Reproduce all of the entries, switching each "syria-point" to "syria-marker" and keeping everything else the same.

Lines of data:
··········

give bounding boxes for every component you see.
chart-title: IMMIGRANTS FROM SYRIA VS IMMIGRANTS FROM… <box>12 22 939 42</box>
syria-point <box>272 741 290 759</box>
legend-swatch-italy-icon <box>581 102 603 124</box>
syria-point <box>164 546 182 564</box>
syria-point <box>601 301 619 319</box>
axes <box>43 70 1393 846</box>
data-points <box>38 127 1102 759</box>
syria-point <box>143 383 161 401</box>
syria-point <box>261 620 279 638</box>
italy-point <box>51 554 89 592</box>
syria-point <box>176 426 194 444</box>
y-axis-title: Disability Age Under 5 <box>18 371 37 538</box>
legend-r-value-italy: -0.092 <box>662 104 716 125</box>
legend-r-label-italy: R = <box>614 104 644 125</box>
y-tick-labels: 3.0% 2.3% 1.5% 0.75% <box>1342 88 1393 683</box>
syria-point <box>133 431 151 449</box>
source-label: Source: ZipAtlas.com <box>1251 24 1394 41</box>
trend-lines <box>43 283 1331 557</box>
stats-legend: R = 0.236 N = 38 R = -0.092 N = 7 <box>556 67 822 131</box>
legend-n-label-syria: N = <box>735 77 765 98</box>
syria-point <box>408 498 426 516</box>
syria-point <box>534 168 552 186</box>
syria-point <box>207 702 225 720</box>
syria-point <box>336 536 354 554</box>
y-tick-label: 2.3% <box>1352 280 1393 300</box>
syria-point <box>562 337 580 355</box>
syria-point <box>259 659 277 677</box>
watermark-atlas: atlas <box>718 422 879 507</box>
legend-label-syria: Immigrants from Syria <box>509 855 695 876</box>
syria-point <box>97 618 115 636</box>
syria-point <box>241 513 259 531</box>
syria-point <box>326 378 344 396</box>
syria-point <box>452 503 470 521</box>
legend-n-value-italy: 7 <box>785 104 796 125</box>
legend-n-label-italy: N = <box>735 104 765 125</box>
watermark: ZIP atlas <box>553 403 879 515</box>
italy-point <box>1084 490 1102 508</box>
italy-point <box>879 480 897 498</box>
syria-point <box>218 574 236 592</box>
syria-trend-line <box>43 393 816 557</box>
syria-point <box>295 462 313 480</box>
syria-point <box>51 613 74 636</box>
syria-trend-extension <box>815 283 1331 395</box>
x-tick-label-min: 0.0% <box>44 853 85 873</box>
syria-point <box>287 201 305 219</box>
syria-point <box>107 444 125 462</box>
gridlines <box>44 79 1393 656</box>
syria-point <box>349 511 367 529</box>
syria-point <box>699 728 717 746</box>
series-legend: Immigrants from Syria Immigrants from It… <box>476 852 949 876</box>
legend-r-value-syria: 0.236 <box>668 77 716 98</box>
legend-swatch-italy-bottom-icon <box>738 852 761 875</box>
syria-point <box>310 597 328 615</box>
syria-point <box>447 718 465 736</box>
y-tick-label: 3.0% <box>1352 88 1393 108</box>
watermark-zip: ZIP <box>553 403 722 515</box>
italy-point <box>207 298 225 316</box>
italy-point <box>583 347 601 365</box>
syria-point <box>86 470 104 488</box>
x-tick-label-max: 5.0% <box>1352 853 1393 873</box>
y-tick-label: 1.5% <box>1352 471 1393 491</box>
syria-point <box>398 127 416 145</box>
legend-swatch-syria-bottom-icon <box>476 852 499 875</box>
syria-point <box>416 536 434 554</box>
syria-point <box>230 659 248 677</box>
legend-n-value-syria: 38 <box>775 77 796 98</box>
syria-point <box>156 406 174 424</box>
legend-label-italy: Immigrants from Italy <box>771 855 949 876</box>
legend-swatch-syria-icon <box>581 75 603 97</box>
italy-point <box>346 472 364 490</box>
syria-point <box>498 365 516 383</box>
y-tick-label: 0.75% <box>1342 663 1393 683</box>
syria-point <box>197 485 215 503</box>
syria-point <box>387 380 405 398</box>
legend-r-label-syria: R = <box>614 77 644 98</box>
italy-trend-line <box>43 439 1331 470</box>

··········

▶ _Correct output_:
give bounding boxes for every component you see.
chart-title: IMMIGRANTS FROM SYRIA VS IMMIGRANTS FROM… <box>12 22 939 42</box>
syria-marker <box>272 741 290 759</box>
legend-swatch-italy-icon <box>581 102 603 124</box>
syria-marker <box>164 546 182 564</box>
syria-marker <box>601 301 619 319</box>
axes <box>43 70 1393 846</box>
data-points <box>38 127 1102 759</box>
syria-marker <box>143 383 161 401</box>
syria-marker <box>261 620 279 638</box>
italy-point <box>51 554 89 592</box>
syria-marker <box>176 426 194 444</box>
y-axis-title: Disability Age Under 5 <box>18 371 37 538</box>
legend-r-value-italy: -0.092 <box>662 104 716 125</box>
legend-r-label-italy: R = <box>614 104 644 125</box>
y-tick-labels: 3.0% 2.3% 1.5% 0.75% <box>1342 88 1393 683</box>
syria-marker <box>133 431 151 449</box>
source-label: Source: ZipAtlas.com <box>1251 24 1394 41</box>
trend-lines <box>43 283 1331 557</box>
stats-legend: R = 0.236 N = 38 R = -0.092 N = 7 <box>556 67 822 131</box>
legend-n-label-syria: N = <box>735 77 765 98</box>
syria-marker <box>408 498 426 516</box>
syria-marker <box>534 168 552 186</box>
syria-marker <box>207 702 225 720</box>
syria-marker <box>336 536 354 554</box>
y-tick-label: 2.3% <box>1352 280 1393 300</box>
syria-marker <box>562 337 580 355</box>
syria-marker <box>259 659 277 677</box>
watermark-atlas: atlas <box>718 422 879 507</box>
legend-label-syria: Immigrants from Syria <box>509 855 695 876</box>
syria-marker <box>97 618 115 636</box>
syria-marker <box>241 513 259 531</box>
syria-marker <box>326 378 344 396</box>
syria-marker <box>452 503 470 521</box>
legend-n-value-italy: 7 <box>785 104 796 125</box>
legend-n-label-italy: N = <box>735 104 765 125</box>
watermark: ZIP atlas <box>553 403 879 515</box>
italy-point <box>1084 490 1102 508</box>
italy-point <box>879 480 897 498</box>
syria-marker <box>218 574 236 592</box>
syria-trend-line <box>43 393 816 557</box>
syria-marker <box>295 462 313 480</box>
syria-marker <box>51 613 74 636</box>
syria-trend-extension <box>815 283 1331 395</box>
x-tick-label-min: 0.0% <box>44 853 85 873</box>
syria-marker <box>287 201 305 219</box>
syria-marker <box>107 444 125 462</box>
gridlines <box>44 79 1393 656</box>
syria-marker <box>349 511 367 529</box>
syria-marker <box>699 728 717 746</box>
series-legend: Immigrants from Syria Immigrants from It… <box>476 852 949 876</box>
legend-r-value-syria: 0.236 <box>668 77 716 98</box>
legend-swatch-italy-bottom-icon <box>738 852 761 875</box>
syria-marker <box>310 597 328 615</box>
syria-marker <box>447 718 465 736</box>
y-tick-label: 3.0% <box>1352 88 1393 108</box>
watermark-zip: ZIP <box>553 403 722 515</box>
italy-point <box>207 298 225 316</box>
italy-point <box>583 347 601 365</box>
syria-marker <box>86 470 104 488</box>
x-tick-label-max: 5.0% <box>1352 853 1393 873</box>
y-tick-label: 1.5% <box>1352 471 1393 491</box>
syria-marker <box>398 127 416 145</box>
legend-swatch-syria-bottom-icon <box>476 852 499 875</box>
syria-marker <box>416 536 434 554</box>
syria-marker <box>230 659 248 677</box>
legend-n-value-syria: 38 <box>775 77 796 98</box>
syria-marker <box>156 406 174 424</box>
legend-label-italy: Immigrants from Italy <box>771 855 949 876</box>
legend-swatch-syria-icon <box>581 75 603 97</box>
italy-point <box>346 472 364 490</box>
syria-marker <box>498 365 516 383</box>
y-tick-label: 0.75% <box>1342 663 1393 683</box>
syria-marker <box>197 485 215 503</box>
syria-marker <box>387 380 405 398</box>
legend-r-label-syria: R = <box>614 77 644 98</box>
italy-trend-line <box>43 439 1331 470</box>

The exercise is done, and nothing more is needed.